> **Element location data**
----

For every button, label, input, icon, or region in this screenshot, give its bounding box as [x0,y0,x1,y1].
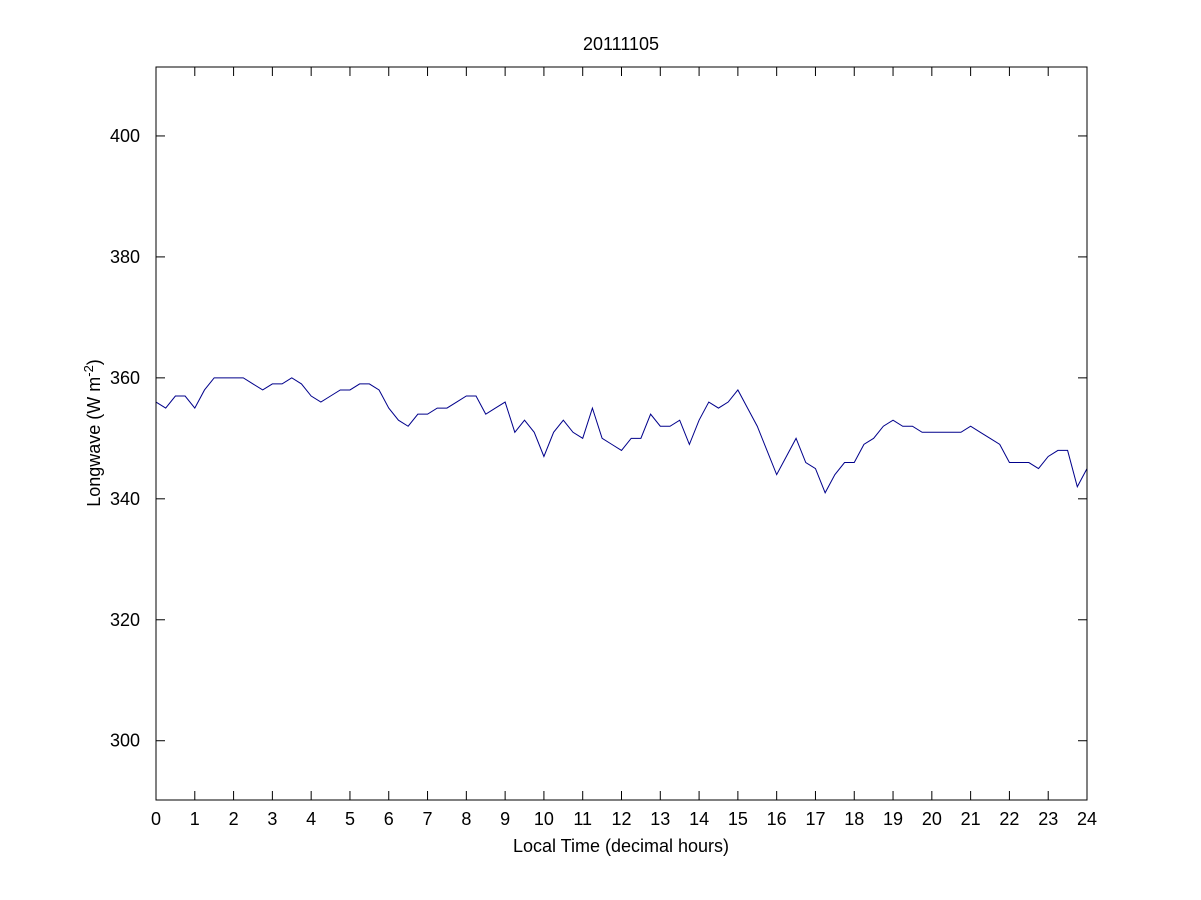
x-tick-label: 17 [805,809,825,829]
x-axis-label: Local Time (decimal hours) [513,836,729,856]
y-tick-label: 360 [110,368,140,388]
y-tick-label: 400 [110,126,140,146]
x-tick-label: 4 [306,809,316,829]
y-axis-label: Longwave (W m-2) [81,359,104,507]
y-tick-label: 380 [110,247,140,267]
x-tick-label: 16 [767,809,787,829]
y-label-superscript: -2 [81,365,96,377]
data-line [155,377,1088,494]
y-label-text: Longwave (W m [84,377,104,507]
y-label-suffix: ) [84,359,104,365]
x-tick-label: 6 [384,809,394,829]
x-tick-label: 10 [534,809,554,829]
x-tick-label: 5 [345,809,355,829]
x-tick-label: 24 [1077,809,1097,829]
x-tick-label: 1 [190,809,200,829]
x-tick-label: 12 [611,809,631,829]
x-tick-label: 13 [650,809,670,829]
x-tick-label: 23 [1038,809,1058,829]
plot-frame [155,66,1088,801]
x-tick-label: 20 [922,809,942,829]
x-tick-label: 19 [883,809,903,829]
x-tick-label: 15 [728,809,748,829]
y-tick-label: 320 [110,610,140,630]
chart-title: 20111105 [583,34,659,54]
x-tick-label: 2 [229,809,239,829]
x-tick-label: 22 [999,809,1019,829]
x-tick-label: 3 [267,809,277,829]
x-tick-label: 0 [151,809,161,829]
y-tick-label: 300 [110,731,140,751]
x-tick-label: 21 [961,809,981,829]
x-tick-label: 14 [689,809,709,829]
x-tick-label: 18 [844,809,864,829]
x-tick-label: 8 [461,809,471,829]
x-tick-label: 7 [423,809,433,829]
x-tick-label: 11 [573,809,592,829]
y-tick-label: 340 [110,489,140,509]
x-tick-label: 9 [500,809,510,829]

----

> **What is expected**
Rewrite the rows between the line holding "x-tick-label: 17 [805,809,825,829]" and the line holding "x-tick-label: 20 [922,809,942,829]", inclusive, substituting "x-axis-tick" for each occurrence of "x-tick-label" and leaving everything else unchanged.

> **Reply to the exercise**
x-axis-tick: 17 [805,809,825,829]
x-axis-label: Local Time (decimal hours) [513,836,729,856]
y-tick-label: 360 [110,368,140,388]
y-tick-label: 400 [110,126,140,146]
x-axis-tick: 4 [306,809,316,829]
y-axis-label: Longwave (W m-2) [81,359,104,507]
y-tick-label: 380 [110,247,140,267]
x-axis-tick: 16 [767,809,787,829]
y-label-superscript: -2 [81,365,96,377]
data-line [155,377,1088,494]
y-label-text: Longwave (W m [84,377,104,507]
y-label-suffix: ) [84,359,104,365]
x-axis-tick: 6 [384,809,394,829]
x-axis-tick: 10 [534,809,554,829]
x-axis-tick: 5 [345,809,355,829]
x-axis-tick: 24 [1077,809,1097,829]
x-axis-tick: 1 [190,809,200,829]
x-axis-tick: 12 [611,809,631,829]
x-axis-tick: 13 [650,809,670,829]
x-axis-tick: 23 [1038,809,1058,829]
plot-frame [155,66,1088,801]
x-axis-tick: 20 [922,809,942,829]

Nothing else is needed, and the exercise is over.